Data entries
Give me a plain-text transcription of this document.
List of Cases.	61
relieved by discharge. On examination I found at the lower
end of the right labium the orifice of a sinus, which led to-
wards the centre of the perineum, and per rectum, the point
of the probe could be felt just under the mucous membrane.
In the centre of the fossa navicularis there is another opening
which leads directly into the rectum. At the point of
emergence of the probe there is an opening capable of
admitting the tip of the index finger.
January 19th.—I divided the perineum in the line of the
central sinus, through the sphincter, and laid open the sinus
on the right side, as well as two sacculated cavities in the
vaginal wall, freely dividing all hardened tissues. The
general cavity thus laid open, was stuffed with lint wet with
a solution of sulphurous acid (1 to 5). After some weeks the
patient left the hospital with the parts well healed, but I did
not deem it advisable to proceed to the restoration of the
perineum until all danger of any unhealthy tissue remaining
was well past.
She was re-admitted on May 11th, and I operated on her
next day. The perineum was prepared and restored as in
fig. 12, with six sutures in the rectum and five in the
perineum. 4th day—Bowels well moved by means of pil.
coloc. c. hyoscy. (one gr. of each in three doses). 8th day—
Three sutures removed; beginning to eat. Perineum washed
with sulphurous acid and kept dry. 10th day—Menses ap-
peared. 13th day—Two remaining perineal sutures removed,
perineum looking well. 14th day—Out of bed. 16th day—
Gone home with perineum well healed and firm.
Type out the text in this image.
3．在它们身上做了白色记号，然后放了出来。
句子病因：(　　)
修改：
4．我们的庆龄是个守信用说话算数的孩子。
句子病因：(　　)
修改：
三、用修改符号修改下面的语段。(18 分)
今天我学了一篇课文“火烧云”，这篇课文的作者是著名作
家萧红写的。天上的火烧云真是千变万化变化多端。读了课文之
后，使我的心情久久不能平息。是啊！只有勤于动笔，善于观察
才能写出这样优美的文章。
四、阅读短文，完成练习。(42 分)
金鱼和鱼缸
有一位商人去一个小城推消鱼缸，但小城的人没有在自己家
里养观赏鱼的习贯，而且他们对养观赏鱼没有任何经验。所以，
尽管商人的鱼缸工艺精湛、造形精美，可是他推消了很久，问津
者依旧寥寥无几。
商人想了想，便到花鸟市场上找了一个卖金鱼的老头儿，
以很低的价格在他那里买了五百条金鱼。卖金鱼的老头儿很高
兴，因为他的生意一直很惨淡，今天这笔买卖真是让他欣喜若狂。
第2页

■ **To do**: Repeat each entry word for word.

■ **Answer to this problem**:
Give me a plain-text transcription of this document.
List of Cases.	61
relieved by discharge. On examination I found at the lower
end of the right labium the orifice of a sinus, which led to-
wards the centre of the perineum, and per rectum, the point
of the probe could be felt just under the mucous membrane.
In the centre of the fossa navicularis there is another opening
which leads directly into the rectum. At the point of
emergence of the probe there is an opening capable of
admitting the tip of the index finger.
January 19th.—I divided the perineum in the line of the
central sinus, through the sphincter, and laid open the sinus
on the right side, as well as two sacculated cavities in the
vaginal wall, freely dividing all hardened tissues. The
general cavity thus laid open, was stuffed with lint wet with
a solution of sulphurous acid (1 to 5). After some weeks the
patient left the hospital with the parts well healed, but I did
not deem it advisable to proceed to the restoration of the
perineum until all danger of any unhealthy tissue remaining
was well past.
She was re-admitted on May 11th, and I operated on her
next day. The perineum was prepared and restored as in
fig. 12, with six sutures in the rectum and five in the
perineum. 4th day—Bowels well moved by means of pil.
coloc. c. hyoscy. (one gr. of each in three doses). 8th day—
Three sutures removed; beginning to eat. Perineum washed
with sulphurous acid and kept dry. 10th day—Menses ap-
peared. 13th day—Two remaining perineal sutures removed,
perineum looking well. 14th day—Out of bed. 16th day—
Gone home with perineum well healed and firm.
Type out the text in this image.
3．在它们身上做了白色记号，然后放了出来。
句子病因：(　　)
修改：
4．我们的庆龄是个守信用说话算数的孩子。
句子病因：(　　)
修改：
三、用修改符号修改下面的语段。(18 分)
今天我学了一篇课文“火烧云”，这篇课文的作者是著名作
家萧红写的。天上的火烧云真是千变万化变化多端。读了课文之
后，使我的心情久久不能平息。是啊！只有勤于动笔，善于观察
才能写出这样优美的文章。
四、阅读短文，完成练习。(42 分)
金鱼和鱼缸
有一位商人去一个小城推消鱼缸，但小城的人没有在自己家
里养观赏鱼的习贯，而且他们对养观赏鱼没有任何经验。所以，
尽管商人的鱼缸工艺精湛、造形精美，可是他推消了很久，问津
者依旧寥寥无几。
商人想了想，便到花鸟市场上找了一个卖金鱼的老头儿，
以很低的价格在他那里买了五百条金鱼。卖金鱼的老头儿很高
兴，因为他的生意一直很惨淡，今天这笔买卖真是让他欣喜若狂。
第2页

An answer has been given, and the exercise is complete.